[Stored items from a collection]

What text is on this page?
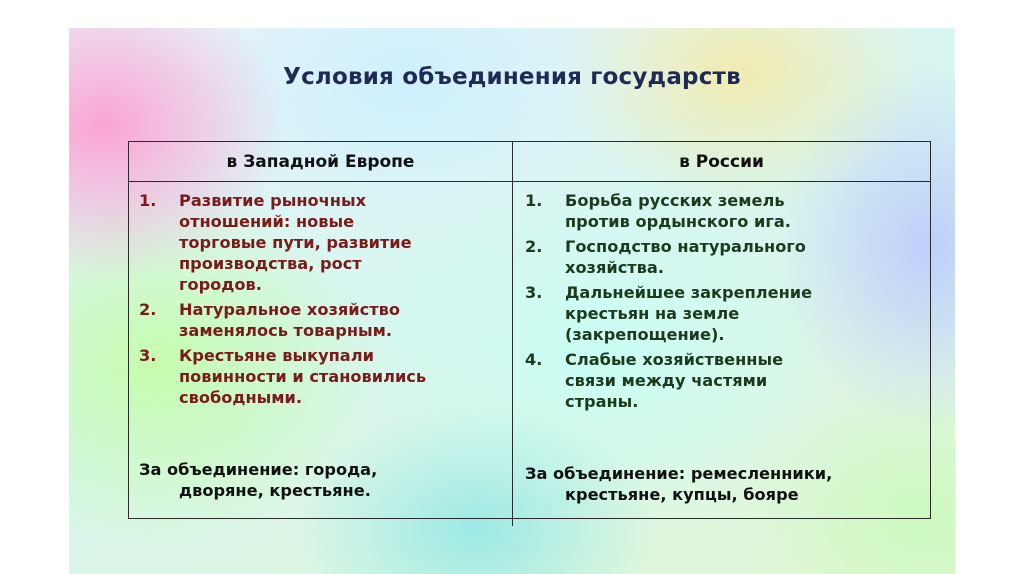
Условия объединения государств
в Западной Европе	в России
1.	Развитие рыночных
отношений: новые
торговые пути, развитие
производства, рост
городов.
2.	Натуральное хозяйство
заменялось товарным.
3.	Крестьяне выкупали
повинности и становились
свободными.

За объединение: города,

дворяне, крестьяне.

1.	Борьба русских земель
против ордынского ига.
2.	Господство натурального
хозяйства.
3.	Дальнейшее закрепление
крестьян на земле
(закрепощение).
4.	Слабые хозяйственные
связи между частями
страны.

За объединение: ремесленники,

крестьяне, купцы, бояре
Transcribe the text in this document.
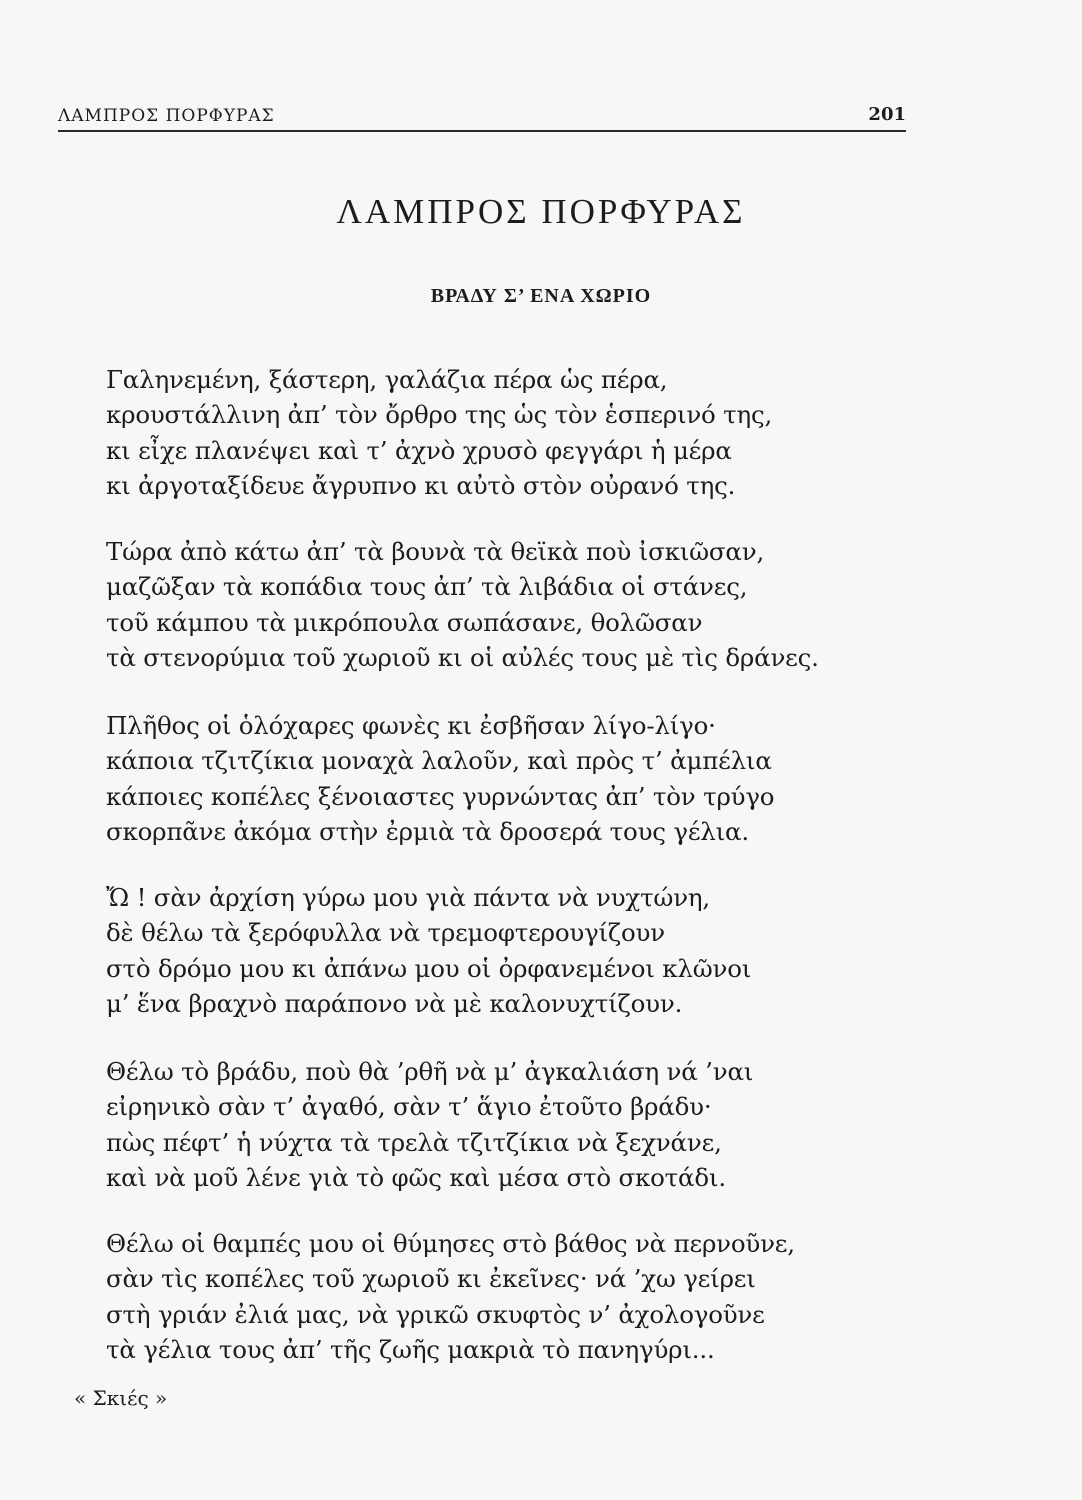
ΛΑΜΠΡΟΣ ΠΟΡΦΥΡΑΣ	201
ΛΑΜΠΡΟΣ ΠΟΡΦΥΡΑΣ
ΒΡΑΔΥ Σ’ ΕΝΑ ΧΩΡΙΟ
Γαληνεμένη, ξάστερη, γαλάζια πέρα ὡς πέρα,
κρουστάλλινη ἀπ’ τὸν ὄρθρο της ὡς τὸν ἑσπερινό της,
κι εἶχε πλανέψει καὶ τ’ ἀχνὸ χρυσὸ φεγγάρι ἡ μέρα
κι ἀργοταξίδευε ἄγρυπνο κι αὐτὸ στὸν οὐρανό της.
Τώρα ἀπὸ κάτω ἀπ’ τὰ βουνὰ τὰ θεϊκὰ ποὺ ἰσκιῶσαν,
μαζῶξαν τὰ κοπάδια τους ἀπ’ τὰ λιβάδια οἱ στάνες,
τοῦ κάμπου τὰ μικρόπουλα σωπάσανε, θολῶσαν
τὰ στενορύμια τοῦ χωριοῦ κι οἱ αὐλές τους μὲ τὶς δράνες.
Πλῆθος οἱ ὁλόχαρες φωνὲς κι ἐσβῆσαν λίγο-λίγο·
κάποια τζιτζίκια μοναχὰ λαλοῦν, καὶ πρὸς τ’ ἀμπέλια
κάποιες κοπέλες ξένοιαστες γυρνώντας ἀπ’ τὸν τρύγο
σκορπᾶνε ἀκόμα στὴν ἐρμιὰ τὰ δροσερά τους γέλια.
Ὤ ! σὰν ἀρχίση γύρω μου γιὰ πάντα νὰ νυχτώνη,
δὲ θέλω τὰ ξερόφυλλα νὰ τρεμοφτερουγίζουν
στὸ δρόμο μου κι ἀπάνω μου οἱ ὀρφανεμένοι κλῶνοι
μ’ ἕνα βραχνὸ παράπονο νὰ μὲ καλονυχτίζουν.
Θέλω τὸ βράδυ, ποὺ θὰ ’ρθῆ νὰ μ’ ἀγκαλιάση νά ’ναι
εἰρηνικὸ σὰν τ’ ἀγαθό, σὰν τ’ ἅγιο ἐτοῦτο βράδυ·
πὼς πέφτ’ ἡ νύχτα τὰ τρελὰ τζιτζίκια νὰ ξεχνάνε,
καὶ νὰ μοῦ λένε γιὰ τὸ φῶς καὶ μέσα στὸ σκοτάδι.
Θέλω οἱ θαμπές μου οἱ θύμησες στὸ βάθος νὰ περνοῦνε,
σὰν τὶς κοπέλες τοῦ χωριοῦ κι ἐκεῖνες· νά ’χω γείρει
στὴ γριάν ἐλιά μας, νὰ γρικῶ σκυφτὸς ν’ ἀχολογοῦνε
τὰ γέλια τους ἀπ’ τῆς ζωῆς μακριὰ τὸ πανηγύρι...
« Σκιές »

◆ Aim ◆
From the data, list each line in which the string "ΠΟΡΦΥΡΑΣ" appears.

◆ Final result ◆
ΛΑΜΠΡΟΣ ΠΟΡΦΥΡΑΣ	201
ΛΑΜΠΡΟΣ ΠΟΡΦΥΡΑΣ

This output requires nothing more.